◆ RECORDS SUPPLIED
★ ★ ★
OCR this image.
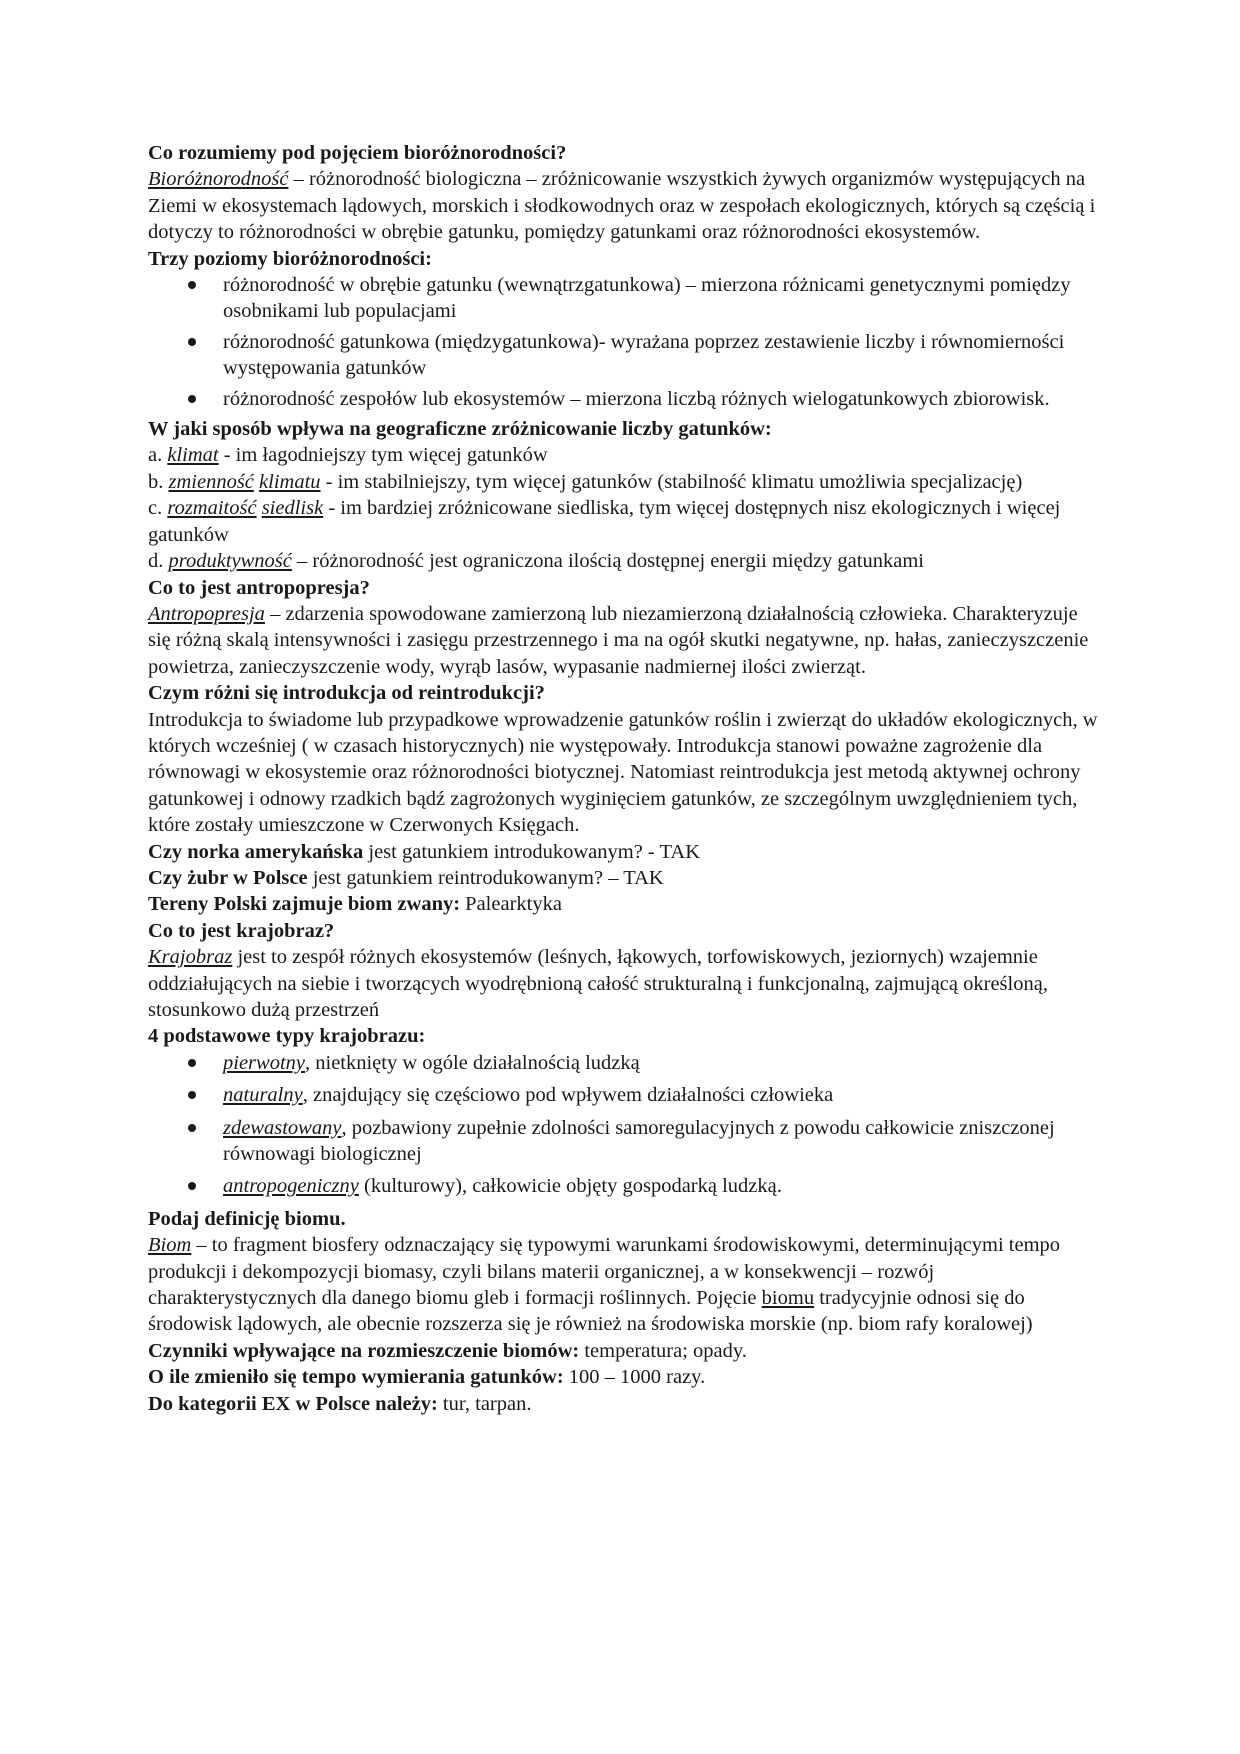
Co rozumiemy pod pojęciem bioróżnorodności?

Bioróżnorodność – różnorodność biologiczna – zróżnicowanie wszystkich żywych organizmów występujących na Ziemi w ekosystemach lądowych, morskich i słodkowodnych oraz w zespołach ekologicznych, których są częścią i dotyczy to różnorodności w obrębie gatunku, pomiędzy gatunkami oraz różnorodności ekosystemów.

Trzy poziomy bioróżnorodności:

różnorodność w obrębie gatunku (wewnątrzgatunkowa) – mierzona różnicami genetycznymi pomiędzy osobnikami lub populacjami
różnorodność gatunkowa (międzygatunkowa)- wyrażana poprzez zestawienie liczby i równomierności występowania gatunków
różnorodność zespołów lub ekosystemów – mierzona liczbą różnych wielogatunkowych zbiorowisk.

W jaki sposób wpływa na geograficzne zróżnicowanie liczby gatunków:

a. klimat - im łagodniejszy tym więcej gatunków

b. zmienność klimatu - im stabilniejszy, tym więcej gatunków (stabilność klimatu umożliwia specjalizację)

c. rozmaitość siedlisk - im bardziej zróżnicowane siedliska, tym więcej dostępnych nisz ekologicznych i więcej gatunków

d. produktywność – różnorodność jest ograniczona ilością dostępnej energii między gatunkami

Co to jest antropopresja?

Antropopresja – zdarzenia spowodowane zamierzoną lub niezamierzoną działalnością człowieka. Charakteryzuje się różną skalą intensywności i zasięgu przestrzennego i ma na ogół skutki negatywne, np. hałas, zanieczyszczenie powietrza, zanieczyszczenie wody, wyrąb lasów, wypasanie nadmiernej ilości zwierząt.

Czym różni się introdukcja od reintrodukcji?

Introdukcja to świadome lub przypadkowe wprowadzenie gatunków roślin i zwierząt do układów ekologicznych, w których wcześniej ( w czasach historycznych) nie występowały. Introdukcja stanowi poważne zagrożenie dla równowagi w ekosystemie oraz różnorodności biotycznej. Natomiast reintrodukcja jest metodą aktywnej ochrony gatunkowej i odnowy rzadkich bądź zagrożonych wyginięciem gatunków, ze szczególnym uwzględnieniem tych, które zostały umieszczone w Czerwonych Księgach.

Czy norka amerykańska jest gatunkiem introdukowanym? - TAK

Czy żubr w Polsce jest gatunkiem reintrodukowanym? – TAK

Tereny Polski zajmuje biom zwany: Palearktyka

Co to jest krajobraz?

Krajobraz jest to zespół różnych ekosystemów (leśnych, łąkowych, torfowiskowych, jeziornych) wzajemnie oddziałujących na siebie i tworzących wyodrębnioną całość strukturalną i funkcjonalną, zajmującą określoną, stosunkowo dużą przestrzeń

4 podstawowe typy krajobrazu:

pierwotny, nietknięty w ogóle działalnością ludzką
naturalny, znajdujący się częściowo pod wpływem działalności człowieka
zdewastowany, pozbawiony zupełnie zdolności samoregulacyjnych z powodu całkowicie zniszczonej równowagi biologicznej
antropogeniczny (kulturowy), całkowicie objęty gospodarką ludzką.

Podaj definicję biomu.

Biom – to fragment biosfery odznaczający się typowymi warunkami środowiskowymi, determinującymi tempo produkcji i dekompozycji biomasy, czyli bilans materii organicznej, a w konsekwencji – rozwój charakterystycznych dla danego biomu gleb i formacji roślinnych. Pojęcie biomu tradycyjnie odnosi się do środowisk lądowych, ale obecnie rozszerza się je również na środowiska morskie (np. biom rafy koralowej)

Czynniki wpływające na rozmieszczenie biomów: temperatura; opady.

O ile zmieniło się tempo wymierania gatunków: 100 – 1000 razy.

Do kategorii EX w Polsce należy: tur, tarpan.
★ ★ ★
Repeat the listing verbatim. Skip the pictures.

◆ RESULT
OCR this image.
Co rozumiemy pod pojęciem bioróżnorodności?

Bioróżnorodność – różnorodność biologiczna – zróżnicowanie wszystkich żywych organizmów występujących na Ziemi w ekosystemach lądowych, morskich i słodkowodnych oraz w zespołach ekologicznych, których są częścią i dotyczy to różnorodności w obrębie gatunku, pomiędzy gatunkami oraz różnorodności ekosystemów.

Trzy poziomy bioróżnorodności:

różnorodność w obrębie gatunku (wewnątrzgatunkowa) – mierzona różnicami genetycznymi pomiędzy osobnikami lub populacjami
różnorodność gatunkowa (międzygatunkowa)- wyrażana poprzez zestawienie liczby i równomierności występowania gatunków
różnorodność zespołów lub ekosystemów – mierzona liczbą różnych wielogatunkowych zbiorowisk.

W jaki sposób wpływa na geograficzne zróżnicowanie liczby gatunków:

a. klimat - im łagodniejszy tym więcej gatunków

b. zmienność klimatu - im stabilniejszy, tym więcej gatunków (stabilność klimatu umożliwia specjalizację)

c. rozmaitość siedlisk - im bardziej zróżnicowane siedliska, tym więcej dostępnych nisz ekologicznych i więcej gatunków

d. produktywność – różnorodność jest ograniczona ilością dostępnej energii między gatunkami

Co to jest antropopresja?

Antropopresja – zdarzenia spowodowane zamierzoną lub niezamierzoną działalnością człowieka. Charakteryzuje się różną skalą intensywności i zasięgu przestrzennego i ma na ogół skutki negatywne, np. hałas, zanieczyszczenie powietrza, zanieczyszczenie wody, wyrąb lasów, wypasanie nadmiernej ilości zwierząt.

Czym różni się introdukcja od reintrodukcji?

Introdukcja to świadome lub przypadkowe wprowadzenie gatunków roślin i zwierząt do układów ekologicznych, w których wcześniej ( w czasach historycznych) nie występowały. Introdukcja stanowi poważne zagrożenie dla równowagi w ekosystemie oraz różnorodności biotycznej. Natomiast reintrodukcja jest metodą aktywnej ochrony gatunkowej i odnowy rzadkich bądź zagrożonych wyginięciem gatunków, ze szczególnym uwzględnieniem tych, które zostały umieszczone w Czerwonych Księgach.

Czy norka amerykańska jest gatunkiem introdukowanym? - TAK

Czy żubr w Polsce jest gatunkiem reintrodukowanym? – TAK

Tereny Polski zajmuje biom zwany: Palearktyka

Co to jest krajobraz?

Krajobraz jest to zespół różnych ekosystemów (leśnych, łąkowych, torfowiskowych, jeziornych) wzajemnie oddziałujących na siebie i tworzących wyodrębnioną całość strukturalną i funkcjonalną, zajmującą określoną, stosunkowo dużą przestrzeń

4 podstawowe typy krajobrazu:

pierwotny, nietknięty w ogóle działalnością ludzką
naturalny, znajdujący się częściowo pod wpływem działalności człowieka
zdewastowany, pozbawiony zupełnie zdolności samoregulacyjnych z powodu całkowicie zniszczonej równowagi biologicznej
antropogeniczny (kulturowy), całkowicie objęty gospodarką ludzką.

Podaj definicję biomu.

Biom – to fragment biosfery odznaczający się typowymi warunkami środowiskowymi, determinującymi tempo produkcji i dekompozycji biomasy, czyli bilans materii organicznej, a w konsekwencji – rozwój charakterystycznych dla danego biomu gleb i formacji roślinnych. Pojęcie biomu tradycyjnie odnosi się do środowisk lądowych, ale obecnie rozszerza się je również na środowiska morskie (np. biom rafy koralowej)

Czynniki wpływające na rozmieszczenie biomów: temperatura; opady.

O ile zmieniło się tempo wymierania gatunków: 100 – 1000 razy.

Do kategorii EX w Polsce należy: tur, tarpan.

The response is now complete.